--- INSTRUCTIONS FOR THE TASK ---
Check every line of the material below for the string "Guide", and return the ones that have it.

--- INPUT DATA ---

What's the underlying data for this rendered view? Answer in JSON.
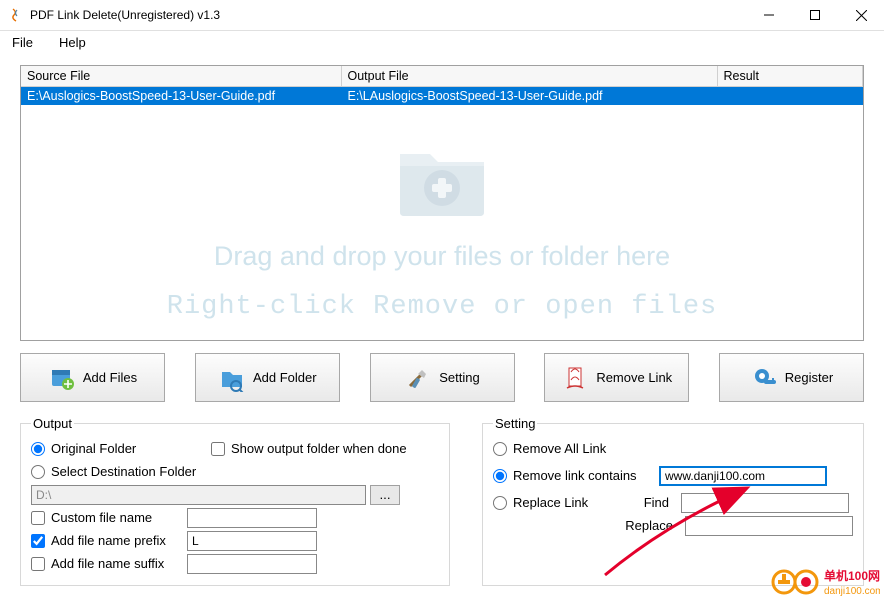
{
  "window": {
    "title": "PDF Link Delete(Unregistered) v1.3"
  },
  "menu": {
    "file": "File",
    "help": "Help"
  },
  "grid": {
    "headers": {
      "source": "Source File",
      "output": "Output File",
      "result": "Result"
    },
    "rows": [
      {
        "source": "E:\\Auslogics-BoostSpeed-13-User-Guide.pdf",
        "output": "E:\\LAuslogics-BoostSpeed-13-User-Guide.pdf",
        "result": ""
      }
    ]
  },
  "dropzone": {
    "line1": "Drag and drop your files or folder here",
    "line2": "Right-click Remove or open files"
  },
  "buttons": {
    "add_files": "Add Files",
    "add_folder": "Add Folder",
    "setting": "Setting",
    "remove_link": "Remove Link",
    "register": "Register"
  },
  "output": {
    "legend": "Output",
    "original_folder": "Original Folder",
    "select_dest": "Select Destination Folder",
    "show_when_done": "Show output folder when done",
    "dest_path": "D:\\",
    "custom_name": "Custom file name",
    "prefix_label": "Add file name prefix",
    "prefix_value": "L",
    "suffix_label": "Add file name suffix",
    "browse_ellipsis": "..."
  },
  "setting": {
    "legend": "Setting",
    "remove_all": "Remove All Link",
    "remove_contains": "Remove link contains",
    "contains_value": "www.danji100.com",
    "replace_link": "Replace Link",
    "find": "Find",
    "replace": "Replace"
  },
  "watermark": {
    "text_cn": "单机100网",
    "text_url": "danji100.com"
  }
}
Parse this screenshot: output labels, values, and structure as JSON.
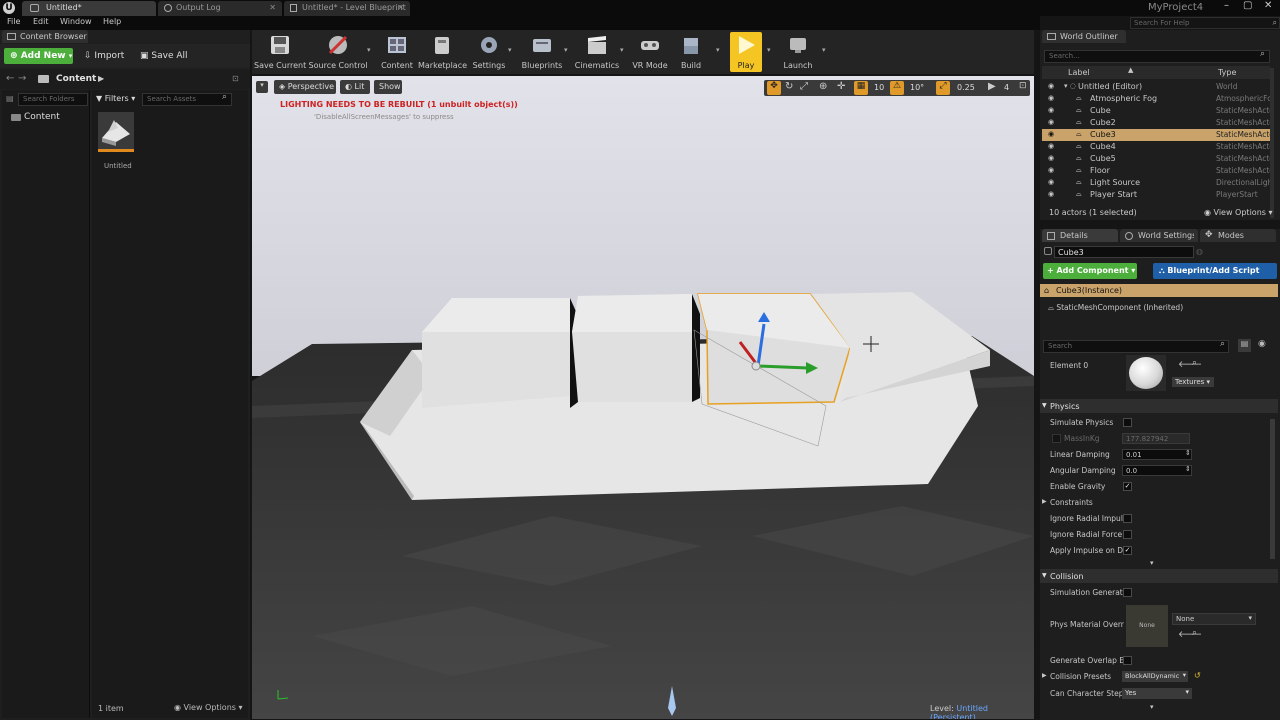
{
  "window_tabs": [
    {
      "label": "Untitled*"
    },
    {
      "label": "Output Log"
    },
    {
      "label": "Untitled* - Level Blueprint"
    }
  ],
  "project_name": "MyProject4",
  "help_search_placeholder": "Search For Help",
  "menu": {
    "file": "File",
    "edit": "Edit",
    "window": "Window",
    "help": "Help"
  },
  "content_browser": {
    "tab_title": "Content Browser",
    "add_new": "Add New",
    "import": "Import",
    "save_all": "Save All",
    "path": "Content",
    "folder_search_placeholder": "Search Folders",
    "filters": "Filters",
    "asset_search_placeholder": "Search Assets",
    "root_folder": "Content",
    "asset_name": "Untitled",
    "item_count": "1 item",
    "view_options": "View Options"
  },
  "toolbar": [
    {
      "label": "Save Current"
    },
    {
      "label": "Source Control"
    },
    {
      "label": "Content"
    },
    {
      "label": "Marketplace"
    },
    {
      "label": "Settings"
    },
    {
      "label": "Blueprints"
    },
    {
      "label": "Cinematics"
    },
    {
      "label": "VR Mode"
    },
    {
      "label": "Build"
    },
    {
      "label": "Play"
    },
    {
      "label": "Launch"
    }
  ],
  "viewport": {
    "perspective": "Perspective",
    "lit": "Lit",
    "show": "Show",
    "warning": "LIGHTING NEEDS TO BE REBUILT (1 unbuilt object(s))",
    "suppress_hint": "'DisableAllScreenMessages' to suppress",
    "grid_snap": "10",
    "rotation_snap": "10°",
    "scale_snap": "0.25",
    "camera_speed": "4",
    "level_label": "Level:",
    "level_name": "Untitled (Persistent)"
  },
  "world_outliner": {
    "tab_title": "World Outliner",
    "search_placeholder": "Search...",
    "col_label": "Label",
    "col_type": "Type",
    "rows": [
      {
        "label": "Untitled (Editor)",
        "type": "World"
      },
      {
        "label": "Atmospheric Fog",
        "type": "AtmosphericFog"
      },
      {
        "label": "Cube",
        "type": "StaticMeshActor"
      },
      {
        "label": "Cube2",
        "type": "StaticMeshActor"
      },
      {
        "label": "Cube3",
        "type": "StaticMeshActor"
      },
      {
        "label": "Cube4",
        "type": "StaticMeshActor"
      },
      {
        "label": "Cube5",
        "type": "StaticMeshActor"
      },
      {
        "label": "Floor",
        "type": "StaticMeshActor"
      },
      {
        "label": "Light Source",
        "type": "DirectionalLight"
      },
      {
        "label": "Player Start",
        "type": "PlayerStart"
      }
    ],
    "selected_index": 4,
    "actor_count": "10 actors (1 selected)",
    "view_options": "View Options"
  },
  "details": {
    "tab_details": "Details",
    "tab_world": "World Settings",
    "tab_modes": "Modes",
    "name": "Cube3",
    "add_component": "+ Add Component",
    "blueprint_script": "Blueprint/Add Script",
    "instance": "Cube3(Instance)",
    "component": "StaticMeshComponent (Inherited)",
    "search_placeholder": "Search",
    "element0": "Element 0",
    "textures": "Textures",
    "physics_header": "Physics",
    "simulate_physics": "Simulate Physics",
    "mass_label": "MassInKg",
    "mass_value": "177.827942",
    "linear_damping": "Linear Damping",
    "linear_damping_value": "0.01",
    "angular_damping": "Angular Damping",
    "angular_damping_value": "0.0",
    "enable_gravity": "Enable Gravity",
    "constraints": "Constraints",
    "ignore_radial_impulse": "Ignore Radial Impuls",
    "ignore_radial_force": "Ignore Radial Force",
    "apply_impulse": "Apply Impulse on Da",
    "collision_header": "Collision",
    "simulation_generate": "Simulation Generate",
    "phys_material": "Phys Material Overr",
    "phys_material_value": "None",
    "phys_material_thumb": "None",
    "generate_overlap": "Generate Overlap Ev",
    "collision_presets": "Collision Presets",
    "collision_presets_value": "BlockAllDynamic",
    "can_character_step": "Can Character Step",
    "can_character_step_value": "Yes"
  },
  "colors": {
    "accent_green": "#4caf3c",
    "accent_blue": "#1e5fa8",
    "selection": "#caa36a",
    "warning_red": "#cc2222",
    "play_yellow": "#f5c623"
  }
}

--- WORKED ANSWER ---
        "source": "E:\\Auslogics-BoostSpeed-13-User-Guide.pdf",
        "output": "E:\\LAuslogics-BoostSpeed-13-User-Guide.pdf",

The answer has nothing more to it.